[Begin MATERIAL FOR THIS EXERCISE]

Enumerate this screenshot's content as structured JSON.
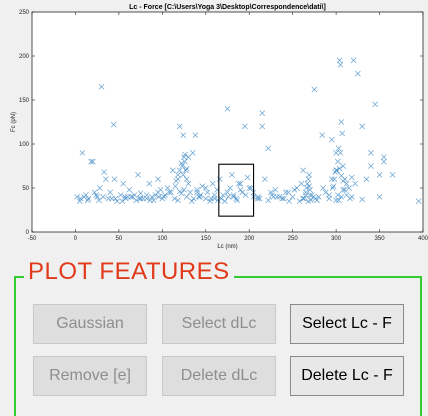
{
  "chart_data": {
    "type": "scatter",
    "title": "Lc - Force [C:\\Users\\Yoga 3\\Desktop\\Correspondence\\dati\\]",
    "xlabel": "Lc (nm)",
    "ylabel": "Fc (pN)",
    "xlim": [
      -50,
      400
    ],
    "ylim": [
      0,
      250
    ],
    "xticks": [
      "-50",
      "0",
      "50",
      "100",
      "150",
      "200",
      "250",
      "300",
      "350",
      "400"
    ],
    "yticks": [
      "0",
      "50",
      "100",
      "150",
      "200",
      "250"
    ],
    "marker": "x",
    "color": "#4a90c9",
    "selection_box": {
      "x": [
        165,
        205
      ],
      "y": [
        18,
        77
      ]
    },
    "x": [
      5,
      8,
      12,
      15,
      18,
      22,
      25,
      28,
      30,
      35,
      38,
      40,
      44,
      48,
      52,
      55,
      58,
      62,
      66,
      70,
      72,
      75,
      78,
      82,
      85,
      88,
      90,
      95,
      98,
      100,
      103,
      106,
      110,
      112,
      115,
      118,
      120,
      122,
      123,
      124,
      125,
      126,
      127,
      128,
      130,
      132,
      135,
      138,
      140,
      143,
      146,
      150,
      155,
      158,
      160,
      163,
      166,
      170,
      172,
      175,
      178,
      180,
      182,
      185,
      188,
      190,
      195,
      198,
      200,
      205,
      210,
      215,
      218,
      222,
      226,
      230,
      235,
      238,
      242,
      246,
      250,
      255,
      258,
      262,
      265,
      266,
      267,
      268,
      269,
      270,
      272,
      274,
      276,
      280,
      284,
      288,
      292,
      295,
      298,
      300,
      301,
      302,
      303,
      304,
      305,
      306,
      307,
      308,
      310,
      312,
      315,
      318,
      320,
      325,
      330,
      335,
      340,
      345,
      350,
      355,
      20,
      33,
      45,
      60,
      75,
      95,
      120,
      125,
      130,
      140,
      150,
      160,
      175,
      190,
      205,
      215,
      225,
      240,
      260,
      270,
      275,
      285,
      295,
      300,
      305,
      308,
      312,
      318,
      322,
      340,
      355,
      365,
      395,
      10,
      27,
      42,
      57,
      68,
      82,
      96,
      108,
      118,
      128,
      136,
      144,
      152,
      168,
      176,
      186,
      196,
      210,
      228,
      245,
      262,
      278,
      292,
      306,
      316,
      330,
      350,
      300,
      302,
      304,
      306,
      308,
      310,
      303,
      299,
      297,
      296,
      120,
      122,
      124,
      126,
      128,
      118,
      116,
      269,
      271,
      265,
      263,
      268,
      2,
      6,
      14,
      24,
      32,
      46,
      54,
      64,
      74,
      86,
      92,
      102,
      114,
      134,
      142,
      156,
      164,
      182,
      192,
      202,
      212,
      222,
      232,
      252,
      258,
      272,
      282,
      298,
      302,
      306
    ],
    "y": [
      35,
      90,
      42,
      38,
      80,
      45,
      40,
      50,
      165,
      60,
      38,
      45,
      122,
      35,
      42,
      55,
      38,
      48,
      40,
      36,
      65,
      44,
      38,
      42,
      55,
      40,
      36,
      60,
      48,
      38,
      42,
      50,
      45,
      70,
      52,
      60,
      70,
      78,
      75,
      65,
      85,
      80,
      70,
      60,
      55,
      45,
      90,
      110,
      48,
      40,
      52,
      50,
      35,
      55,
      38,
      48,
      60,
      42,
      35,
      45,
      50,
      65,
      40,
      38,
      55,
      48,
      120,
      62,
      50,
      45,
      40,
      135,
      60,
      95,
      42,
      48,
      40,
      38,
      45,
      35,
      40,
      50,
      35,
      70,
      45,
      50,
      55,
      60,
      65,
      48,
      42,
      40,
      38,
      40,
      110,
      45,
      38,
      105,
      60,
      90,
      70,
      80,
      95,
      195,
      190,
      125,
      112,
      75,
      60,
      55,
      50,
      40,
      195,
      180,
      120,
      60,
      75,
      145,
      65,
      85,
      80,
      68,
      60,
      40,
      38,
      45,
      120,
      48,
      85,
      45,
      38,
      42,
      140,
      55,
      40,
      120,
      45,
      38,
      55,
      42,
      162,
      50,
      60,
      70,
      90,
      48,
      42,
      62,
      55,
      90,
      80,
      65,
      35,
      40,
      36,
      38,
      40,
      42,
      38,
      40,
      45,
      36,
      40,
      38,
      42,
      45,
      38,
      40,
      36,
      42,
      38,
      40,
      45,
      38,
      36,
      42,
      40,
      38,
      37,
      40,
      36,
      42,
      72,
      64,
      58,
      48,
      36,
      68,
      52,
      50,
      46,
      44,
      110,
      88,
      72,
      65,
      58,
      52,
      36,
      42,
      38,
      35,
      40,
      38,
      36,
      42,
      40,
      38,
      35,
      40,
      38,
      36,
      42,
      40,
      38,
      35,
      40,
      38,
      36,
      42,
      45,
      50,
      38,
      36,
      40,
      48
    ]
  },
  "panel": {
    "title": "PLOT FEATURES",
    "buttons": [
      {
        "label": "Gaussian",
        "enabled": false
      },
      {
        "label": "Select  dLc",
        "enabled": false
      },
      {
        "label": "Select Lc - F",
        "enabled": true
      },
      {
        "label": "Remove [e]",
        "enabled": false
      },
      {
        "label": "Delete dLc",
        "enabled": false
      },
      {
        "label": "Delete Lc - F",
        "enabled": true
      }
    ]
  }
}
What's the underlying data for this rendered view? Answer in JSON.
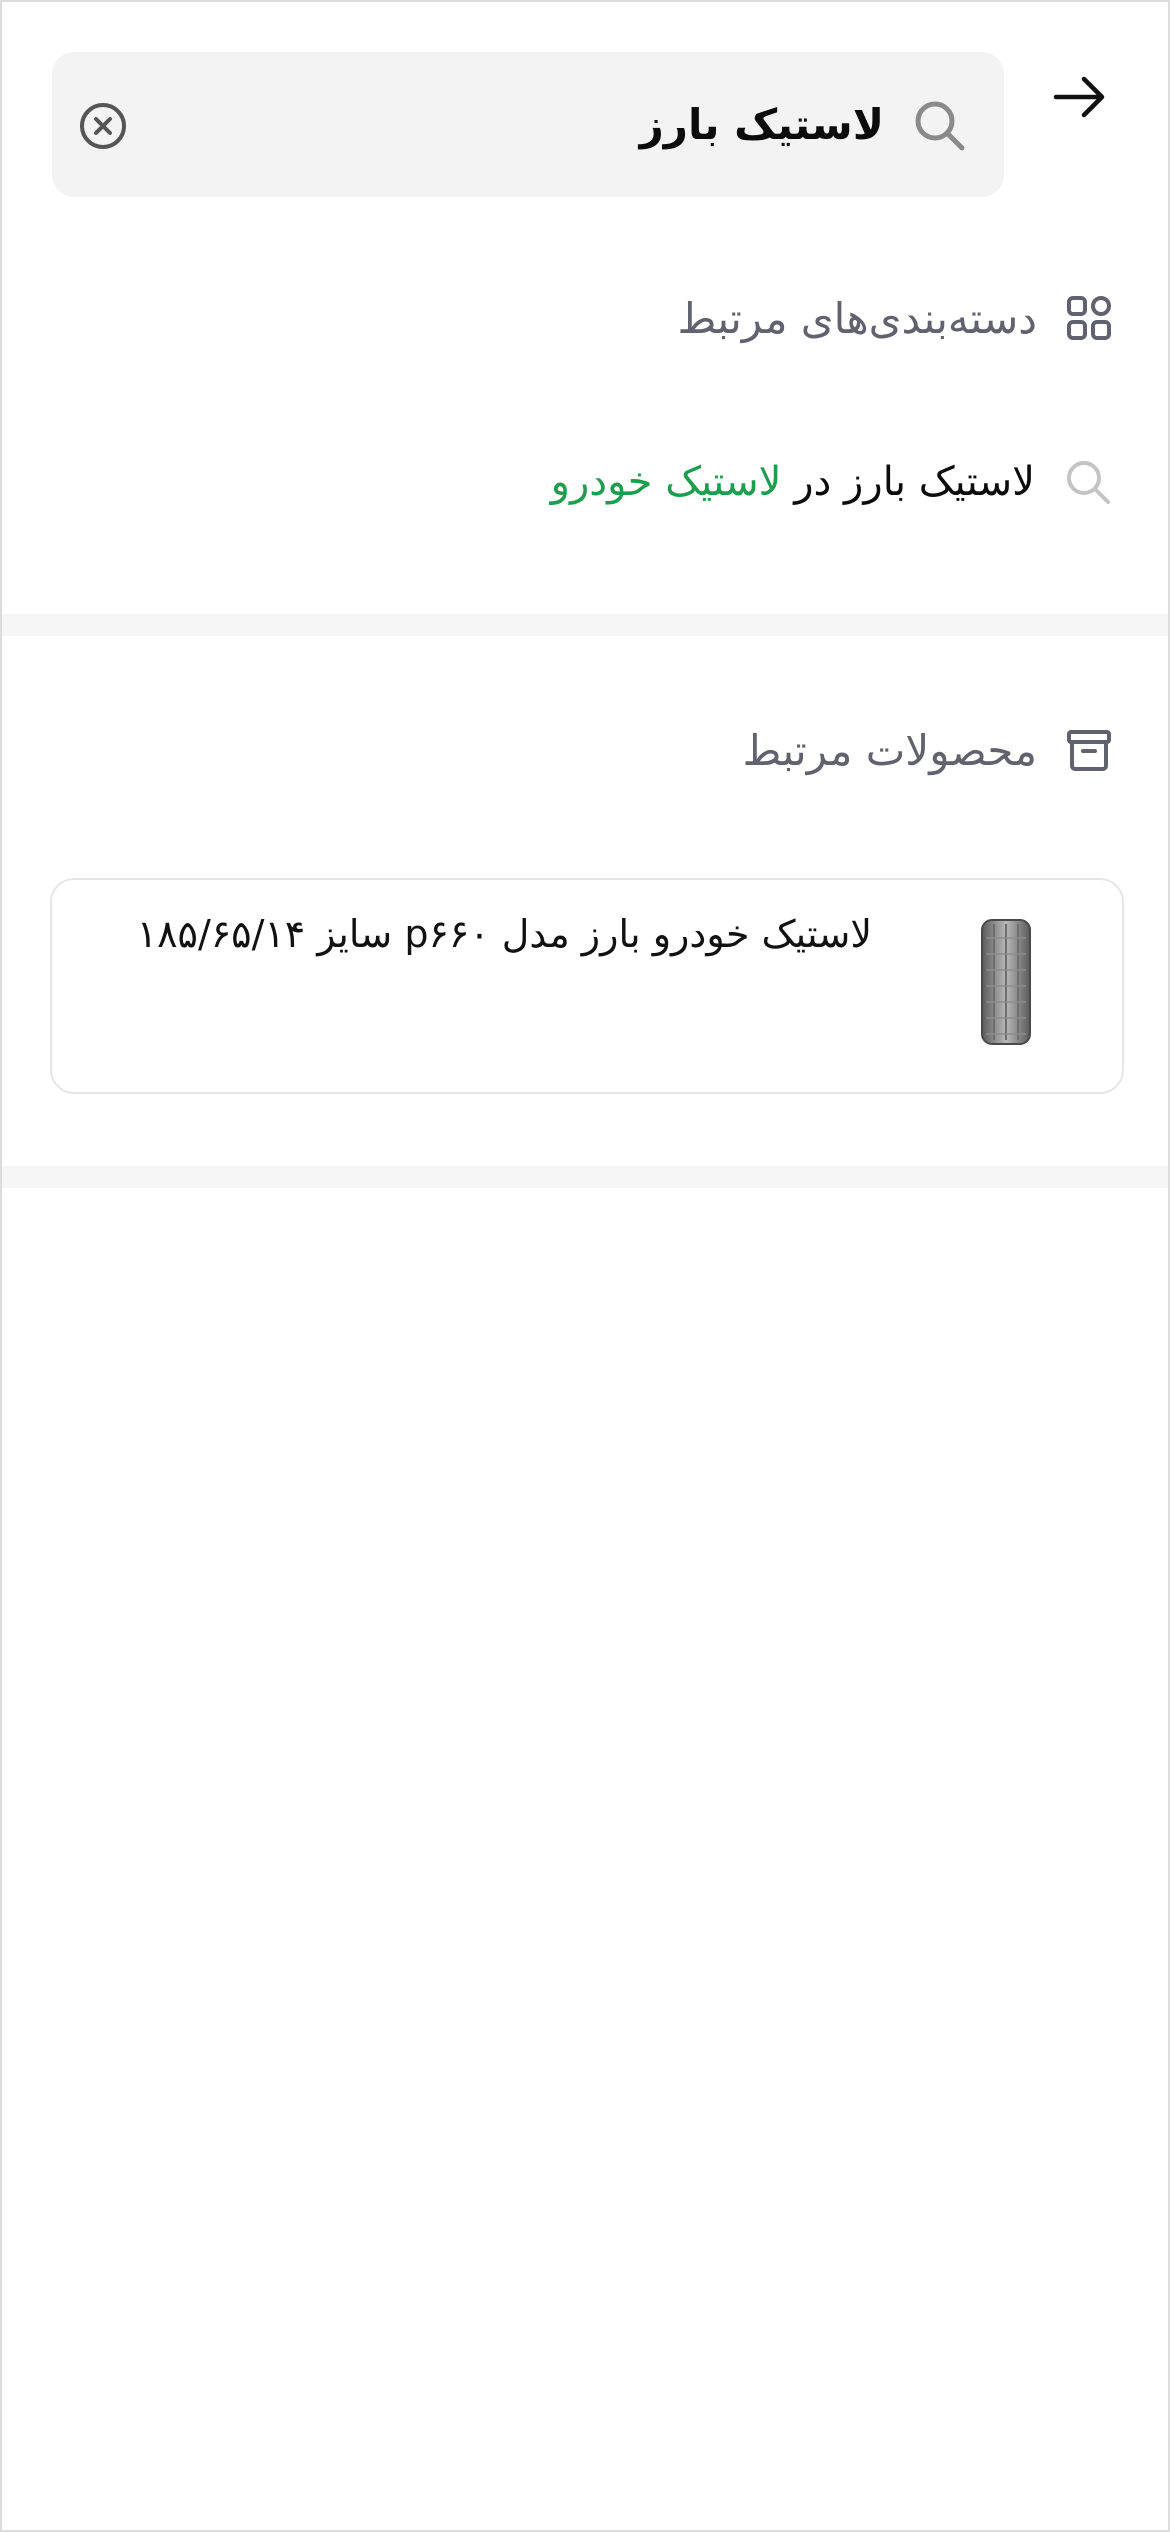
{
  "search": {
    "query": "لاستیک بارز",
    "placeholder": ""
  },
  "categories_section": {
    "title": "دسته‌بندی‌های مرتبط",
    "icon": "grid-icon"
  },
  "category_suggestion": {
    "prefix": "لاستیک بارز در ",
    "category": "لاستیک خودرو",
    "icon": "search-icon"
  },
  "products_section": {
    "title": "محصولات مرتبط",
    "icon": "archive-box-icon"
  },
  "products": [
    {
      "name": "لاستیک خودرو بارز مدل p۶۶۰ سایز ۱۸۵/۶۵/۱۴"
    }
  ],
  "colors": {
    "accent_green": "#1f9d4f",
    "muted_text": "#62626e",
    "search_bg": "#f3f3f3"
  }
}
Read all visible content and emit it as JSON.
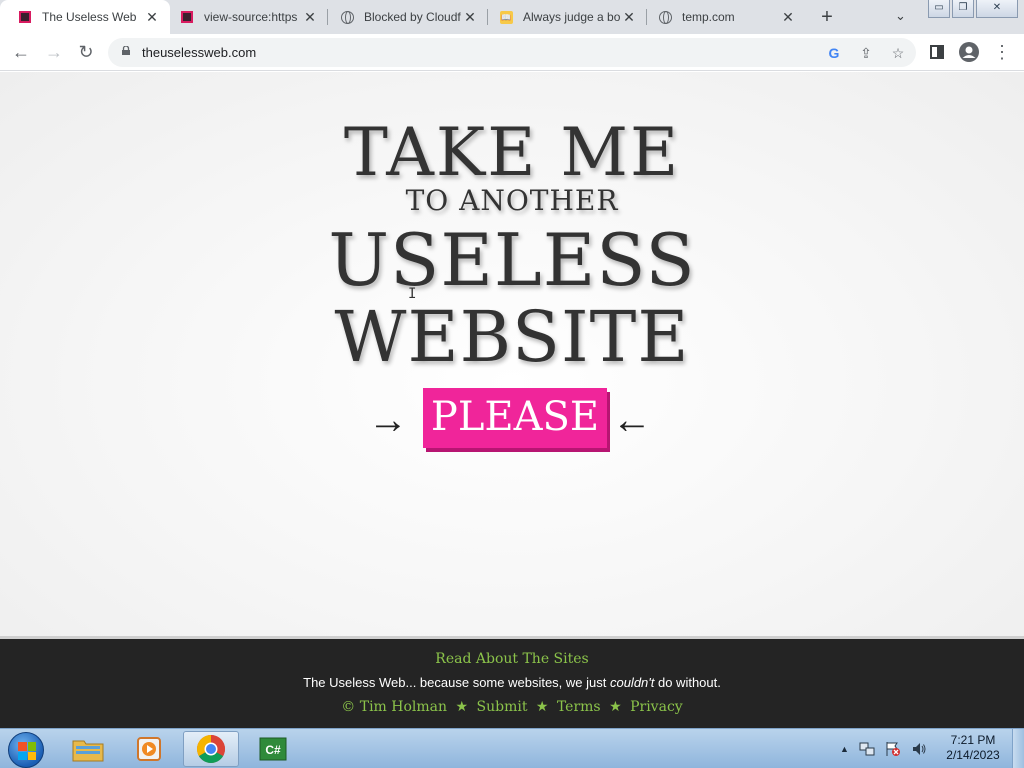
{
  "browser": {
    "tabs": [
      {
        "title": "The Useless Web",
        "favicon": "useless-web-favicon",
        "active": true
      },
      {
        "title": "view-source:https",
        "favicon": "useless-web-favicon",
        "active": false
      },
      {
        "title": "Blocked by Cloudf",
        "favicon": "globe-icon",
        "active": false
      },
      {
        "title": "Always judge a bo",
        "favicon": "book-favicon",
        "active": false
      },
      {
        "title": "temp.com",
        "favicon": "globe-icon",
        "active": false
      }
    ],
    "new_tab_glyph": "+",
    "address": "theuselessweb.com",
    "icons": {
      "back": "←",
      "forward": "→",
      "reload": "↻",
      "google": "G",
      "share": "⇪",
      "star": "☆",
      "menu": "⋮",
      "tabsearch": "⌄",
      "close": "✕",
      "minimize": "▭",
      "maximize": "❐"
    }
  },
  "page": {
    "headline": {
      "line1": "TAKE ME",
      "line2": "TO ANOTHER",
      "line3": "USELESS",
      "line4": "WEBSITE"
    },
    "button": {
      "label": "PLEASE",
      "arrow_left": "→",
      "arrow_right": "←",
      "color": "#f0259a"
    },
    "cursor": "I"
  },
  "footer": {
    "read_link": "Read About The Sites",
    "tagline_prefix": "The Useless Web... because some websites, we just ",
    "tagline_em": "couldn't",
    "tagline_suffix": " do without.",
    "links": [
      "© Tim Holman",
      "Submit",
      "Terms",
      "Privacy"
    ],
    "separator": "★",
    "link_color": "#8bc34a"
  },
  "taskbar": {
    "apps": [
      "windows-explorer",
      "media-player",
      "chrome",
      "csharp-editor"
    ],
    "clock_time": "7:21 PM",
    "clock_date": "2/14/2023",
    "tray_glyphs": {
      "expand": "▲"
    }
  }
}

[End MATERIAL FOR THIS EXERCISE]

**WHAT YOU WILL DO**
Leave out each picture and extract the lines from the one containing "Read all visible content and emit it as JSON." through the end of the records above, inclusive, exactly as they stand.

**ANSWER FOR THIS EXERCISE**
Read all visible content and emit it as JSON.
{
  "browser": {
    "tabs": [
      {
        "title": "The Useless Web",
        "favicon": "useless-web-favicon",
        "active": true
      },
      {
        "title": "view-source:https",
        "favicon": "useless-web-favicon",
        "active": false
      },
      {
        "title": "Blocked by Cloudf",
        "favicon": "globe-icon",
        "active": false
      },
      {
        "title": "Always judge a bo",
        "favicon": "book-favicon",
        "active": false
      },
      {
        "title": "temp.com",
        "favicon": "globe-icon",
        "active": false
      }
    ],
    "new_tab_glyph": "+",
    "address": "theuselessweb.com",
    "icons": {
      "back": "←",
      "forward": "→",
      "reload": "↻",
      "google": "G",
      "share": "⇪",
      "star": "☆",
      "menu": "⋮",
      "tabsearch": "⌄",
      "close": "✕",
      "minimize": "▭",
      "maximize": "❐"
    }
  },
  "page": {
    "headline": {
      "line1": "TAKE ME",
      "line2": "TO ANOTHER",
      "line3": "USELESS",
      "line4": "WEBSITE"
    },
    "button": {
      "label": "PLEASE",
      "arrow_left": "→",
      "arrow_right": "←",
      "color": "#f0259a"
    },
    "cursor": "I"
  },
  "footer": {
    "read_link": "Read About The Sites",
    "tagline_prefix": "The Useless Web... because some websites, we just ",
    "tagline_em": "couldn't",
    "tagline_suffix": " do without.",
    "links": [
      "© Tim Holman",
      "Submit",
      "Terms",
      "Privacy"
    ],
    "separator": "★",
    "link_color": "#8bc34a"
  },
  "taskbar": {
    "apps": [
      "windows-explorer",
      "media-player",
      "chrome",
      "csharp-editor"
    ],
    "clock_time": "7:21 PM",
    "clock_date": "2/14/2023",
    "tray_glyphs": {
      "expand": "▲"
    }
  }
}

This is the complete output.